Problem details:
Check each line below for the word "title" and give the number of lines that have it, nothing more.

Data extract:
..........
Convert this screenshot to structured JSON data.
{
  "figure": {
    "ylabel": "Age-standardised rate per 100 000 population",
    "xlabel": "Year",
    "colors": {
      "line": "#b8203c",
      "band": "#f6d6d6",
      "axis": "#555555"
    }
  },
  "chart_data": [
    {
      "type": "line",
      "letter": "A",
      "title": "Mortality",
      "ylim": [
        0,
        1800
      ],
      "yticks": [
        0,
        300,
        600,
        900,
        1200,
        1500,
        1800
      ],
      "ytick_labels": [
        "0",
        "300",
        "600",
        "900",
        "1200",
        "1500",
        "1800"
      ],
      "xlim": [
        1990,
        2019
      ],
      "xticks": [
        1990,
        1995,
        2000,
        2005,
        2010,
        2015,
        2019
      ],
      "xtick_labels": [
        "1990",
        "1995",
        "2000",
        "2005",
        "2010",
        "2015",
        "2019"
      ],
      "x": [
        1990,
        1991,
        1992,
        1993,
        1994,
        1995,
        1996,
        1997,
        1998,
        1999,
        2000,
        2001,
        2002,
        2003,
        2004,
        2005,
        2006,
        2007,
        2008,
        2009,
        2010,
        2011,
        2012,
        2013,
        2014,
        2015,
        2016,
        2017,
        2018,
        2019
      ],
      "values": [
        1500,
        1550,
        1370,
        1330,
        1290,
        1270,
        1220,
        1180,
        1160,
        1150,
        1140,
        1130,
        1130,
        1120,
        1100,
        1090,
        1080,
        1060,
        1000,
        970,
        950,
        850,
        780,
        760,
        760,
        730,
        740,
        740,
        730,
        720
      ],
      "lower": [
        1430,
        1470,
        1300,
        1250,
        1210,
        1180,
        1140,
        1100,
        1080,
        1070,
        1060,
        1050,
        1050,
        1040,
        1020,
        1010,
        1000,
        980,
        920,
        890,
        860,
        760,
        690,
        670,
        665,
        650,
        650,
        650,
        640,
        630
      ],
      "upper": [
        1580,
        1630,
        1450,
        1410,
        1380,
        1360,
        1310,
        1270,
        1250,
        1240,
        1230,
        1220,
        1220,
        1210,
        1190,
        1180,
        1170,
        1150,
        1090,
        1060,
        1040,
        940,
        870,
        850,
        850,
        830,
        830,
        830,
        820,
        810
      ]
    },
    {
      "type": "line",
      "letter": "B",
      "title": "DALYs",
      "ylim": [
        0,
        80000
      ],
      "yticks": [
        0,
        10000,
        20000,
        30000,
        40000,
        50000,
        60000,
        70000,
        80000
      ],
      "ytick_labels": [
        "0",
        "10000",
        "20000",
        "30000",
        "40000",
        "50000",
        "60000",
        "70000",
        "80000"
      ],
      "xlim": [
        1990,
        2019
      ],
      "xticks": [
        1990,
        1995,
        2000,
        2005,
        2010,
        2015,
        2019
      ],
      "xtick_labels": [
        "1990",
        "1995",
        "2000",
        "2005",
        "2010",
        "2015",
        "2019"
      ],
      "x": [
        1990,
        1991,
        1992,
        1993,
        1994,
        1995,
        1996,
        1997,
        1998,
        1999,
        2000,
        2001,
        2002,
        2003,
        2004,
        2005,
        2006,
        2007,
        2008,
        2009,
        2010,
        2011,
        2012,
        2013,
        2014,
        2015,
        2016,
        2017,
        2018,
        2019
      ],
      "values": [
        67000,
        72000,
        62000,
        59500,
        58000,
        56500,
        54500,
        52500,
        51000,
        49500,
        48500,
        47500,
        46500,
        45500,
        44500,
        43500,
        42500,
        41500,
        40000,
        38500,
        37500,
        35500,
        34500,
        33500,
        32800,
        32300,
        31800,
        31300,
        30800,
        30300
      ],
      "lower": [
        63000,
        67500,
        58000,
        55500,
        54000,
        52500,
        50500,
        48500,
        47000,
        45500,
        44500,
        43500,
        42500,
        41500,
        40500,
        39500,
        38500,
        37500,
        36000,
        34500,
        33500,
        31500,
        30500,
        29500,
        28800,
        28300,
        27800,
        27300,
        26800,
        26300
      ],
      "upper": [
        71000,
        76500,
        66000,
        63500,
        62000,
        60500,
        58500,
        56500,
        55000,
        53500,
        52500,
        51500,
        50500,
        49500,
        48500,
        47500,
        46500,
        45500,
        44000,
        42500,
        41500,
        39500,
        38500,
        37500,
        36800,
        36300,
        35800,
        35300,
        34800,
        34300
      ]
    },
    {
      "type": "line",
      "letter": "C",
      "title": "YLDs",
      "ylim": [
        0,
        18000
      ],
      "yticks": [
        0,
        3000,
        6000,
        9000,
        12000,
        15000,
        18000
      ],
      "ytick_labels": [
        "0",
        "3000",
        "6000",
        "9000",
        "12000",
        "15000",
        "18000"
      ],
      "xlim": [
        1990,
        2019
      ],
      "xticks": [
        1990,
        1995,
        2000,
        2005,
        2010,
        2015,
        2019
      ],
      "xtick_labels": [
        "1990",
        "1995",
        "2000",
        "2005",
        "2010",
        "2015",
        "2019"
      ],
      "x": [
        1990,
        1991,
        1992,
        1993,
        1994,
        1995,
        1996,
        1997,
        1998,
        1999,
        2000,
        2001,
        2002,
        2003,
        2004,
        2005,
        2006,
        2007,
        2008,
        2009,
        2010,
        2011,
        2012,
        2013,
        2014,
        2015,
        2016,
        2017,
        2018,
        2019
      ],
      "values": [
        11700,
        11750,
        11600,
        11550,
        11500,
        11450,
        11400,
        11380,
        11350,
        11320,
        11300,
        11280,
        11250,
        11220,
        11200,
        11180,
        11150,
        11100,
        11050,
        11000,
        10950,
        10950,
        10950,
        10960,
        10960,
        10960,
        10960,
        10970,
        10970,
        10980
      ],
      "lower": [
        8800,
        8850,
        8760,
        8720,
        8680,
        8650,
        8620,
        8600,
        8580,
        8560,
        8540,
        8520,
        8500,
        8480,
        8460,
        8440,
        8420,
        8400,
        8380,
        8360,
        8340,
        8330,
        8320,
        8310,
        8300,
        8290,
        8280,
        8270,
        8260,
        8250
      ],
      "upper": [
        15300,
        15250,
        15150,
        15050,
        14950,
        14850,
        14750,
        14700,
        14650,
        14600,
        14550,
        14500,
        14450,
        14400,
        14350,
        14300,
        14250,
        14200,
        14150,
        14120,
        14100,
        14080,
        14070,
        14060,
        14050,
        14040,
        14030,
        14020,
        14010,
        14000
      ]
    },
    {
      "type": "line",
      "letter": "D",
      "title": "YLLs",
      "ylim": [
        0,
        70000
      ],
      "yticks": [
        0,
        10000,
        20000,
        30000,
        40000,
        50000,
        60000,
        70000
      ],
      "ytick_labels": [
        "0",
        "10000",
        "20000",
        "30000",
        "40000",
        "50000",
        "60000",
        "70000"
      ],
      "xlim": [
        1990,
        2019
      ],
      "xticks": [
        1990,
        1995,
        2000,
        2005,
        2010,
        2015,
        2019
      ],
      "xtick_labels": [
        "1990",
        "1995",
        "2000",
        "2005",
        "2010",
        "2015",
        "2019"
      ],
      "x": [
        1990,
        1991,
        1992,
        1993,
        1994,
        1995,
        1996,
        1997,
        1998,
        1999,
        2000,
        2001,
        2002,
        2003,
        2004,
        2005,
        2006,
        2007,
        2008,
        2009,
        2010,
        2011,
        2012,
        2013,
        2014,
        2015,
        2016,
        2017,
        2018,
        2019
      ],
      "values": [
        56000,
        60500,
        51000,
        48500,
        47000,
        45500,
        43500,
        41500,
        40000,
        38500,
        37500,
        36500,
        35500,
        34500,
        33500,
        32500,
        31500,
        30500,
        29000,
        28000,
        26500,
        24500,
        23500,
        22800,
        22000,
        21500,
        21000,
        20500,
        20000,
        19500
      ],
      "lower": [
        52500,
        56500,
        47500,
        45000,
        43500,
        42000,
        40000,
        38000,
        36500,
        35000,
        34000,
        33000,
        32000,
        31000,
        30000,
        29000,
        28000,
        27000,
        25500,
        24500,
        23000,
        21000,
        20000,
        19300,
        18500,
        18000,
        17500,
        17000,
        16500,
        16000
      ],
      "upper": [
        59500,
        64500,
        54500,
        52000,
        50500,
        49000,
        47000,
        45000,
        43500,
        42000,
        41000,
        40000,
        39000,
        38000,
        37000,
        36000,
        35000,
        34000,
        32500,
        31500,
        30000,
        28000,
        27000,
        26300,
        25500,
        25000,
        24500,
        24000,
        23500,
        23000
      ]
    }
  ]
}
..........
Answer to this exercise:
4